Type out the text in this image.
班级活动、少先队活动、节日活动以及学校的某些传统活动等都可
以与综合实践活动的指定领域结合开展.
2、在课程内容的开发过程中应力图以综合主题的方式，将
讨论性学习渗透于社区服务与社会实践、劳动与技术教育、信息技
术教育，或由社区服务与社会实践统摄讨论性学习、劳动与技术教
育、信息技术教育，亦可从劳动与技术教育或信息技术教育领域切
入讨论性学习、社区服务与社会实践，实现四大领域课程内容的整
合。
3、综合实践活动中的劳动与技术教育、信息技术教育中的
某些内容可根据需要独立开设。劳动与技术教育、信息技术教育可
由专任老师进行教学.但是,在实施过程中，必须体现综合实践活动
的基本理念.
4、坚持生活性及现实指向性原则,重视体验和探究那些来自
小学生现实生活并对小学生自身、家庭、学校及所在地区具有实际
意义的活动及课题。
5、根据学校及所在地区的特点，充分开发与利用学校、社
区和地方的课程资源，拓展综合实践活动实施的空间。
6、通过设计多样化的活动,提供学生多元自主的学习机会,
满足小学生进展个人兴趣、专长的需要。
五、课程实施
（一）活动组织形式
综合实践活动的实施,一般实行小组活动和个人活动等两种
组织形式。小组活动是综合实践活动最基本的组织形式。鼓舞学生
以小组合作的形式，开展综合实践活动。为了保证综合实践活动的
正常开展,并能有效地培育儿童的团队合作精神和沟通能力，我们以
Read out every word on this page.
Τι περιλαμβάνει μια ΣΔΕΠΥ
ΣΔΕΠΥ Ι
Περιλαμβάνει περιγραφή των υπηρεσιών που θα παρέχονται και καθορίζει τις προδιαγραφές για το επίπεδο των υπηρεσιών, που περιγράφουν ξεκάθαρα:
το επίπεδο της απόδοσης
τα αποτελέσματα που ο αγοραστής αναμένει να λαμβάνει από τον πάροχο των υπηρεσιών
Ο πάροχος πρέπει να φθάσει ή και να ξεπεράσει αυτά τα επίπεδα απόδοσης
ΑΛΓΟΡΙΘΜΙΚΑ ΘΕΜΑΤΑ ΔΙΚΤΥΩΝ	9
- - - - -
### Goal:
Give again the lines from the line holding "Read out every word on this page." through the close of the listing, both included, exactly as written and with nothing else.

### Complete output:
Read out every word on this page.
Τι περιλαμβάνει μια ΣΔΕΠΥ
ΣΔΕΠΥ Ι
Περιλαμβάνει περιγραφή των υπηρεσιών που θα παρέχονται και καθορίζει τις προδιαγραφές για το επίπεδο των υπηρεσιών, που περιγράφουν ξεκάθαρα:
το επίπεδο της απόδοσης
τα αποτελέσματα που ο αγοραστής αναμένει να λαμβάνει από τον πάροχο των υπηρεσιών
Ο πάροχος πρέπει να φθάσει ή και να ξεπεράσει αυτά τα επίπεδα απόδοσης
ΑΛΓΟΡΙΘΜΙΚΑ ΘΕΜΑΤΑ ΔΙΚΤΥΩΝ	9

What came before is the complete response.